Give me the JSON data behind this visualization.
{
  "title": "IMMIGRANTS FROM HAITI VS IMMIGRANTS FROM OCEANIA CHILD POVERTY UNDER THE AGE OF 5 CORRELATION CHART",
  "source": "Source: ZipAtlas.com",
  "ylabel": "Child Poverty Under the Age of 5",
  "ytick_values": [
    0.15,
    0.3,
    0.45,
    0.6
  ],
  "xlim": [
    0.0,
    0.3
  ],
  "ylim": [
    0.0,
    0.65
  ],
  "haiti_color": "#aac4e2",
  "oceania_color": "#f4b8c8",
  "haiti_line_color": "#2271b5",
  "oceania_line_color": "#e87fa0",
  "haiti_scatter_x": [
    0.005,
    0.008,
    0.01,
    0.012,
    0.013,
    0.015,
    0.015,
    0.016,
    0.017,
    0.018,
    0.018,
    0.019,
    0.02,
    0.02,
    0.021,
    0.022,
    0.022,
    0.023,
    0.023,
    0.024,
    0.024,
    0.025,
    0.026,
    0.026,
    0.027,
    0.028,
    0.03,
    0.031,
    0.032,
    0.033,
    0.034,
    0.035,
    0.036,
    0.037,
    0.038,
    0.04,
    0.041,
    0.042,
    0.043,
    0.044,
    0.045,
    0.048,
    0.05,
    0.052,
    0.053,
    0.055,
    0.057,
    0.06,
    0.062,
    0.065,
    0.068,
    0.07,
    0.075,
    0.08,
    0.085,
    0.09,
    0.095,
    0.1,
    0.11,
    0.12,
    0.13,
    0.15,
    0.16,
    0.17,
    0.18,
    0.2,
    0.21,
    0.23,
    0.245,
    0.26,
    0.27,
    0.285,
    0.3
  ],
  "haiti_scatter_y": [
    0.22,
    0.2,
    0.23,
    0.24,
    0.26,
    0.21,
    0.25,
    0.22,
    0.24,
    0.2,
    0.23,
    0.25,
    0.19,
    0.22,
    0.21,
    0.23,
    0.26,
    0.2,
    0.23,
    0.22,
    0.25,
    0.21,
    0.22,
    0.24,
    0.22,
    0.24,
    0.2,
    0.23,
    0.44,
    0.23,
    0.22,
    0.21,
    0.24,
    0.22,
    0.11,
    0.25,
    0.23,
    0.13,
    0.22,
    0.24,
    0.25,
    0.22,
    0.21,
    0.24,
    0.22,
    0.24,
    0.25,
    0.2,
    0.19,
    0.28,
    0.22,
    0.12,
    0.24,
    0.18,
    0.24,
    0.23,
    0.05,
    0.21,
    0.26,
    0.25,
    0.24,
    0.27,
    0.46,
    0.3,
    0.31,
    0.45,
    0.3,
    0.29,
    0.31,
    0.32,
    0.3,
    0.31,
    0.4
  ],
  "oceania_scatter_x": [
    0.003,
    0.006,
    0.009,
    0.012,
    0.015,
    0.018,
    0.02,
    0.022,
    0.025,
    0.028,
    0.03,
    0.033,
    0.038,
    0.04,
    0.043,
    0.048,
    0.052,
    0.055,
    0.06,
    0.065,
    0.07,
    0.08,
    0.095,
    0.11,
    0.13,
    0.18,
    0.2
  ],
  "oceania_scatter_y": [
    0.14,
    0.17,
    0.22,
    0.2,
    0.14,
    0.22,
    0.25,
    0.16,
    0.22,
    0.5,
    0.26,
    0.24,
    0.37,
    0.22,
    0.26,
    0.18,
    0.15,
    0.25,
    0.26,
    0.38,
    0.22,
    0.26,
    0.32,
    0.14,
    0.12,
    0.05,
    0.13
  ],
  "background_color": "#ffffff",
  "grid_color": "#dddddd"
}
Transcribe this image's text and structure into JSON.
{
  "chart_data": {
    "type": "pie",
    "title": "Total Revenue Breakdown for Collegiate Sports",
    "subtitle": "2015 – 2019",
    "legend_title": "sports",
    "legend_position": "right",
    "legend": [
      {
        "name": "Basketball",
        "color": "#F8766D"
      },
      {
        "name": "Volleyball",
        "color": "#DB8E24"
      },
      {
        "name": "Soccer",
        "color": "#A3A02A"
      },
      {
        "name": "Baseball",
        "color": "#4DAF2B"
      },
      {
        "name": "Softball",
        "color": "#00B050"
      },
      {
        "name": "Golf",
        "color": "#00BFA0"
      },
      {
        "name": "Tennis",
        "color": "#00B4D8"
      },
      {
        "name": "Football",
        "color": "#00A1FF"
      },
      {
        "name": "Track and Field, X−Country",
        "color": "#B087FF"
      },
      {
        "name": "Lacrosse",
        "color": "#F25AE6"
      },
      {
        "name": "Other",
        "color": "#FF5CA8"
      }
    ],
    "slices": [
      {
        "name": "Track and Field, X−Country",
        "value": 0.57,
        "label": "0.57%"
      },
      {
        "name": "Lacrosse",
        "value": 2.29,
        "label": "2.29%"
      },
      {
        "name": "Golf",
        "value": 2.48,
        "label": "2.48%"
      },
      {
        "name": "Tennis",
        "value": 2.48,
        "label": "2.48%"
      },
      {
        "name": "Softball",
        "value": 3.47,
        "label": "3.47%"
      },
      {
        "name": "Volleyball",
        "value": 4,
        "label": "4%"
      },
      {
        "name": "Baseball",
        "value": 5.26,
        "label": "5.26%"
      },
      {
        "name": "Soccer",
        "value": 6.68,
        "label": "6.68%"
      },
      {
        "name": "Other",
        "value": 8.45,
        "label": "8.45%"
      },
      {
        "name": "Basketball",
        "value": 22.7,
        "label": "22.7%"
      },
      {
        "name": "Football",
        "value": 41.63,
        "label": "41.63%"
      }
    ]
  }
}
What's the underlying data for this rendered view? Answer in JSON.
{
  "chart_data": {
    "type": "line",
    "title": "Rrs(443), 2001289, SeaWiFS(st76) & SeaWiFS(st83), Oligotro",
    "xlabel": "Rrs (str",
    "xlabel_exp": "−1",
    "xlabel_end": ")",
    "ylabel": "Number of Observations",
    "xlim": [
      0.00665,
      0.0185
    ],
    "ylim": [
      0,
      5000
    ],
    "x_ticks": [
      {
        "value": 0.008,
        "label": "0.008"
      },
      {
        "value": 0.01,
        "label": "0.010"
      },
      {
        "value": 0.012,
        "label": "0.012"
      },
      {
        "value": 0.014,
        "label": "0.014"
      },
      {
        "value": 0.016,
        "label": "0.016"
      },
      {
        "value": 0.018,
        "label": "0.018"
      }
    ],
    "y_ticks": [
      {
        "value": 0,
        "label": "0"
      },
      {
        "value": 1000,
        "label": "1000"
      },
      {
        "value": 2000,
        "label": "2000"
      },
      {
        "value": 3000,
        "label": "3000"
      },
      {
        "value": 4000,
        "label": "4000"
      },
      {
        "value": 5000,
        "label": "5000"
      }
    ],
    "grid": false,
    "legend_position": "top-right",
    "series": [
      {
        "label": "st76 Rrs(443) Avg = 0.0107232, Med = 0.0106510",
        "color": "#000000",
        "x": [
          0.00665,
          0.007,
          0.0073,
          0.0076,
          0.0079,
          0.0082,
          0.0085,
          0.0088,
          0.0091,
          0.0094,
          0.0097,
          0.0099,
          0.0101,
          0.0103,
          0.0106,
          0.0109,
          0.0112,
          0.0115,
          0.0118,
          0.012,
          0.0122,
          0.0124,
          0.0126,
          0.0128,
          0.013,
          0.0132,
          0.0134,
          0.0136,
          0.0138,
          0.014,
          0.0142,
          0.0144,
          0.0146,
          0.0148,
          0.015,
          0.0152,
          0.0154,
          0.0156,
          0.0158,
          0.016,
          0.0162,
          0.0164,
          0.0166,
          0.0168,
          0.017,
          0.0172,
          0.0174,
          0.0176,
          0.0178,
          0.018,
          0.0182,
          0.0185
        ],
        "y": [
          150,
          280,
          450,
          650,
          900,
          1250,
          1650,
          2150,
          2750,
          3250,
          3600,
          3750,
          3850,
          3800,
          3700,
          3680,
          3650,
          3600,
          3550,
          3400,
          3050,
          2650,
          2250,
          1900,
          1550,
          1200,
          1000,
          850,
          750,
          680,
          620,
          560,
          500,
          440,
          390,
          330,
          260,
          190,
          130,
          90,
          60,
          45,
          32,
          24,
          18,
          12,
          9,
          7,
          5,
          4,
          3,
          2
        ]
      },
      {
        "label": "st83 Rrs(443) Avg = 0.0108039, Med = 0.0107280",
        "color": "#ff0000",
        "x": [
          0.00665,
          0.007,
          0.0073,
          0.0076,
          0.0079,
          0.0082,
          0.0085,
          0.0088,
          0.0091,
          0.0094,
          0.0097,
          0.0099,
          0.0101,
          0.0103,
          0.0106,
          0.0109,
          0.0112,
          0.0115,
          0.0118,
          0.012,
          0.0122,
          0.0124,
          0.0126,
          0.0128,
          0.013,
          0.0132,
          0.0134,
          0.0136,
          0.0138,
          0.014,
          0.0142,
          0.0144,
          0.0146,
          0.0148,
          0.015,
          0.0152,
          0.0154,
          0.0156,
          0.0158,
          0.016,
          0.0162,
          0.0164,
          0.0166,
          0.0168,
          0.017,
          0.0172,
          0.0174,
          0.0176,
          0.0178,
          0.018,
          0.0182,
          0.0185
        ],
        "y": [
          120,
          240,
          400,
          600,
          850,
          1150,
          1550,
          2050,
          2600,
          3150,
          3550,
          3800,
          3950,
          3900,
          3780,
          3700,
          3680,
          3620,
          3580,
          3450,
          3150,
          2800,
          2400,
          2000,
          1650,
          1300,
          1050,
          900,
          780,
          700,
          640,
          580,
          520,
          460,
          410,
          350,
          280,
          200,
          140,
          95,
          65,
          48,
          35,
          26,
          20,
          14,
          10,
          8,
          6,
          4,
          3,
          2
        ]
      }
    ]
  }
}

================

• [YOUR OBJECTIVE] Across the records, how many lines contain "right"? Only the number should be given.

• [THE OUTPUT] 2